======== Data provided ========

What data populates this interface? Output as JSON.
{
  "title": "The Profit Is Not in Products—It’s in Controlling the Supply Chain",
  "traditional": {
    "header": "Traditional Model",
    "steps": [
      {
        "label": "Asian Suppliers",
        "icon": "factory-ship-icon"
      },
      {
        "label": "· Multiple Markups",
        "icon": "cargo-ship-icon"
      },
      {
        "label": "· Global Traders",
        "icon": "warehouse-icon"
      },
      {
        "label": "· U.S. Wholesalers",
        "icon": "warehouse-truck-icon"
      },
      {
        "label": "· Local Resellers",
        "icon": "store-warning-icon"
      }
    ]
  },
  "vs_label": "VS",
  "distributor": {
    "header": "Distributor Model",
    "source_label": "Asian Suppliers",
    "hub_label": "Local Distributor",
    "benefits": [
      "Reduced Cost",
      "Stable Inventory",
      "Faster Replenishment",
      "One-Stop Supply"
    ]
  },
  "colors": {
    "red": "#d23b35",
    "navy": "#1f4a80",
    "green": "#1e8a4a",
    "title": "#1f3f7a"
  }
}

========
======== Data provided ========

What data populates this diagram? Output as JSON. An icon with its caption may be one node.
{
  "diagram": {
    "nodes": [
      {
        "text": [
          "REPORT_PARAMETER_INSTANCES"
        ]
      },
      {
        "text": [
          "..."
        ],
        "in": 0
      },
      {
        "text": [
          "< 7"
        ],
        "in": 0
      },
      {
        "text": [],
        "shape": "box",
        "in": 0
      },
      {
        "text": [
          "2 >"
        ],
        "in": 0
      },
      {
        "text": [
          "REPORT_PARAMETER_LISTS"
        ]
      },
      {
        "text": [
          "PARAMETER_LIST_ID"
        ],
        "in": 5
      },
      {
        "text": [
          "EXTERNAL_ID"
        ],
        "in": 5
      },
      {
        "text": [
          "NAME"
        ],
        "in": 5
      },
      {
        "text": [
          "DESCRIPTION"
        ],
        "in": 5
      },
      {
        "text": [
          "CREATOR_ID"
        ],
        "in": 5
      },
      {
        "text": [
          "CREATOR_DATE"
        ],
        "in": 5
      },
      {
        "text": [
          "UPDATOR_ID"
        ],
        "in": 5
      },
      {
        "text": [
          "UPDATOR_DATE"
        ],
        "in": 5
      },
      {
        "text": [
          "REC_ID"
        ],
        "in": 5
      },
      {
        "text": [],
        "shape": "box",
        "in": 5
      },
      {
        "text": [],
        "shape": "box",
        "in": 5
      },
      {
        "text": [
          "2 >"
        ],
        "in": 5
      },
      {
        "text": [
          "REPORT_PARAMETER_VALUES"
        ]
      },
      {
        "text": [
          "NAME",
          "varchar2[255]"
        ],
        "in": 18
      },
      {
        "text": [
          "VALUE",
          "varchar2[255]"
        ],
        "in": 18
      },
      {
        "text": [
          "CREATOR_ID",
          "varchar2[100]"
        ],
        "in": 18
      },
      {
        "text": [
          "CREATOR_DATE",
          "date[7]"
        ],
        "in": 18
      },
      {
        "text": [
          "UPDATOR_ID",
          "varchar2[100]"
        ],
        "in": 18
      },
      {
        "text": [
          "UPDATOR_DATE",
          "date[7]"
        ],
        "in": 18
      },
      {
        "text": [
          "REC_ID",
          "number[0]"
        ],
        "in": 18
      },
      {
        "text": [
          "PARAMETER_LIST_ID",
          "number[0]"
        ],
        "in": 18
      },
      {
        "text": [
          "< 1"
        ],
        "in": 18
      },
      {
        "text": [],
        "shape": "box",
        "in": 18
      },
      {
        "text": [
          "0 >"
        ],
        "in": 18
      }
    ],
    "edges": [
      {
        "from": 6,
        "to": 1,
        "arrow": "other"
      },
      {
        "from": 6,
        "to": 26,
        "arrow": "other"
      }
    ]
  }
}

========

§ What to work on
Copy every line in the listing above where the string "Model" turns up.

§ Expected answer
    "header": "Traditional Model",
    "header": "Distributor Model",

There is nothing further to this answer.